### DIRECTIVE
Update the records starting at the first line and ending at the line that contains "- y-tick-label: 64: [36, 324, 54, 340]", changing "Proposed Model" to "Optimized Model" and keeping everything else as it is.

### RECORDED INFORMATION
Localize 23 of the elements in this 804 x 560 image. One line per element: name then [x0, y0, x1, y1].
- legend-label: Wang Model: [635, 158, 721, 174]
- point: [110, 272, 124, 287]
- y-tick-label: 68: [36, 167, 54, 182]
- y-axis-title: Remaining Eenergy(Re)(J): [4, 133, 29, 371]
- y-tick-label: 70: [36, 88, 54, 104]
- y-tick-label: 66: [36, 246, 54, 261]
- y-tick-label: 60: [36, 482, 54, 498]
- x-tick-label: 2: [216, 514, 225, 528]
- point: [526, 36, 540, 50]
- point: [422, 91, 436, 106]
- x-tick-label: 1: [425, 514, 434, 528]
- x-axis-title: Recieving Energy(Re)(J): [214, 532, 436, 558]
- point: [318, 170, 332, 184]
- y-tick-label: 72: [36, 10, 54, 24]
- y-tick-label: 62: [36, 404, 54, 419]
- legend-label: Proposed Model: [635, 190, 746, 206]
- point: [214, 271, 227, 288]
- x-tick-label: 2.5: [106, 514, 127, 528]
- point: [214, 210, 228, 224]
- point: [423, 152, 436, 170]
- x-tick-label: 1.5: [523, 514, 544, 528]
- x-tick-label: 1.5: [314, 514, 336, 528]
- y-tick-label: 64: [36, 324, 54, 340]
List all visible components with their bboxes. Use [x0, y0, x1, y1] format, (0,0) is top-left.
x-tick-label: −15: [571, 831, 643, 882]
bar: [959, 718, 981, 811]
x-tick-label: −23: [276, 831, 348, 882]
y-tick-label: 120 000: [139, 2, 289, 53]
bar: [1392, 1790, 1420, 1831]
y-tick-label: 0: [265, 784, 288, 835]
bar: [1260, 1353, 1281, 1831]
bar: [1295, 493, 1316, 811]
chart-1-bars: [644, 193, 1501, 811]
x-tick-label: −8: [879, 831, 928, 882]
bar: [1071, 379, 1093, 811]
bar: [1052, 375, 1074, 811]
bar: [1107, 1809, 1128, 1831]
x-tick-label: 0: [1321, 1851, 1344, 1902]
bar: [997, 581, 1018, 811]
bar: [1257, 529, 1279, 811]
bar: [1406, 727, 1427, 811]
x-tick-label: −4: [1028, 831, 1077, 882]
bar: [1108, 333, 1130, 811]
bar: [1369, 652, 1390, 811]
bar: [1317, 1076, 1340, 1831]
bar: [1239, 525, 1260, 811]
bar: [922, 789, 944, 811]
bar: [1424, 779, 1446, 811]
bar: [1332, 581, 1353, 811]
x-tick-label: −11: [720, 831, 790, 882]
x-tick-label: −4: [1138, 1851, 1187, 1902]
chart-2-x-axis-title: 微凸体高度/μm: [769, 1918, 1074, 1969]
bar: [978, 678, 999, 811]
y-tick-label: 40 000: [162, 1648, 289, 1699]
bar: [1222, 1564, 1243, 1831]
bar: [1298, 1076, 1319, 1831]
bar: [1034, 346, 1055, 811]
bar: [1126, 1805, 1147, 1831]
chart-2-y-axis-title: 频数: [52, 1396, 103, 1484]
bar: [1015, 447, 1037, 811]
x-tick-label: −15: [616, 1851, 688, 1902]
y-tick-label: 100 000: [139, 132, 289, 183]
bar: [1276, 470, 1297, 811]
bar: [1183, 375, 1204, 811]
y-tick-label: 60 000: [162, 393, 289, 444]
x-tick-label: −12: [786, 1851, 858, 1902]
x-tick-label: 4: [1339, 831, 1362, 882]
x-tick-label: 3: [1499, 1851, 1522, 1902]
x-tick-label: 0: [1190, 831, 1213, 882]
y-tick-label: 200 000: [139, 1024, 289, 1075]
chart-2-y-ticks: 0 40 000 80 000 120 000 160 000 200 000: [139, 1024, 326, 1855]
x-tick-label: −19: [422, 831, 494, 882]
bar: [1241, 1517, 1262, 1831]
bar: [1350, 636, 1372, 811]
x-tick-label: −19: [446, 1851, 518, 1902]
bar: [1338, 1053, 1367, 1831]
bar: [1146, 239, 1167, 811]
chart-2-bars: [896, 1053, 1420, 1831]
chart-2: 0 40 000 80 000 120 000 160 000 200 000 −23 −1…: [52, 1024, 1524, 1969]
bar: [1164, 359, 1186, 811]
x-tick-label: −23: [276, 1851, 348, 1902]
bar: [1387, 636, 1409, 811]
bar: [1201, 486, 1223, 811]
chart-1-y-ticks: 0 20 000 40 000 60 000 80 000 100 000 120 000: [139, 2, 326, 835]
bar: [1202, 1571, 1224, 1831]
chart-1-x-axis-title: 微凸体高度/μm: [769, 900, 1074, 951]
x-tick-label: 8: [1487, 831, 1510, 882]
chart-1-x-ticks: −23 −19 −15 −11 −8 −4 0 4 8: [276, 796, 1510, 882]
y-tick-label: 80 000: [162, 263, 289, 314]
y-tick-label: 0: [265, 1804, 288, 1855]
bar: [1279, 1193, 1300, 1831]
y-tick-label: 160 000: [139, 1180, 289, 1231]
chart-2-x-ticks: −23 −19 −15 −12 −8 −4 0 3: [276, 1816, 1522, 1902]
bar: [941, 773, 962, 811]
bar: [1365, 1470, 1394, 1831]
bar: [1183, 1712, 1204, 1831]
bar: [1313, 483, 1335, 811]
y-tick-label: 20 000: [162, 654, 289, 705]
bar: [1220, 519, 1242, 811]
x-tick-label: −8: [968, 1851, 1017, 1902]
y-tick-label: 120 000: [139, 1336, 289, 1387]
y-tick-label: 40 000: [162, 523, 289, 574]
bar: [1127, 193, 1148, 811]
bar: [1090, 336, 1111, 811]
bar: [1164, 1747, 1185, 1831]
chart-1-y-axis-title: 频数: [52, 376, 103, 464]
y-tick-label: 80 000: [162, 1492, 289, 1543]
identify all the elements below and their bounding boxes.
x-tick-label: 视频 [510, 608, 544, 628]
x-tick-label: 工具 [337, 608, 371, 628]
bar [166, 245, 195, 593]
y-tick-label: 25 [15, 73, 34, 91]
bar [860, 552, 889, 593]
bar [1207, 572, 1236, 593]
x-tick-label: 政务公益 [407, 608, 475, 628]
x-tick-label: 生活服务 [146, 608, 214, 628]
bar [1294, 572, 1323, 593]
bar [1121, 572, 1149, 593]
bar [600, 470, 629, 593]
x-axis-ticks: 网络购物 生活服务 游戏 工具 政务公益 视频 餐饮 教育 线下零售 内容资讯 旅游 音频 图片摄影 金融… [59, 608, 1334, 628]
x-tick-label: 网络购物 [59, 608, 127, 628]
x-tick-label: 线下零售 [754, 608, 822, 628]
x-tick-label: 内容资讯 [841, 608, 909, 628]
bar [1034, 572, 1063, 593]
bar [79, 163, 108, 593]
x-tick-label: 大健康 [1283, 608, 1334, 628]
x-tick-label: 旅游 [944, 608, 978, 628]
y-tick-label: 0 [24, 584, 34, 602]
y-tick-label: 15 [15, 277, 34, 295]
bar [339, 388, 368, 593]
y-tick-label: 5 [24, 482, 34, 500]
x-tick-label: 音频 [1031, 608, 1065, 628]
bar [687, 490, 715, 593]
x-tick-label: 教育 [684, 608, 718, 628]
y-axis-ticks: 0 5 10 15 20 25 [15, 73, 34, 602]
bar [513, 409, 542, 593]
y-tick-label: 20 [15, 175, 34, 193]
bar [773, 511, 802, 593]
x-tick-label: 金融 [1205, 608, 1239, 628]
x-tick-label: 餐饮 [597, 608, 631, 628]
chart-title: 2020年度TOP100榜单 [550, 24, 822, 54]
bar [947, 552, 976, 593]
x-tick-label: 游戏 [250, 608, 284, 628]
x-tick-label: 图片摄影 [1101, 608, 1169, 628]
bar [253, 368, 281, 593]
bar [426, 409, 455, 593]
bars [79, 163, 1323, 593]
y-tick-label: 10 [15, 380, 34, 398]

### COMPLETE ANSWER
Localize 23 of the elements in this 804 x 560 image. One line per element: name then [x0, y0, x1, y1].
- legend-label: Wang Model: [635, 158, 721, 174]
- point: [110, 272, 124, 287]
- y-tick-label: 68: [36, 167, 54, 182]
- y-axis-title: Remaining Eenergy(Re)(J): [4, 133, 29, 371]
- y-tick-label: 70: [36, 88, 54, 104]
- y-tick-label: 66: [36, 246, 54, 261]
- y-tick-label: 60: [36, 482, 54, 498]
- x-tick-label: 2: [216, 514, 225, 528]
- point: [526, 36, 540, 50]
- point: [422, 91, 436, 106]
- x-tick-label: 1: [425, 514, 434, 528]
- x-axis-title: Recieving Energy(Re)(J): [214, 532, 436, 558]
- point: [318, 170, 332, 184]
- y-tick-label: 72: [36, 10, 54, 24]
- y-tick-label: 62: [36, 404, 54, 419]
- legend-label: Optimized Model: [635, 190, 746, 206]
- point: [214, 271, 227, 288]
- x-tick-label: 2.5: [106, 514, 127, 528]
- point: [214, 210, 228, 224]
- point: [423, 152, 436, 170]
- x-tick-label: 1.5: [523, 514, 544, 528]
- x-tick-label: 1.5: [314, 514, 336, 528]
- y-tick-label: 64: [36, 324, 54, 340]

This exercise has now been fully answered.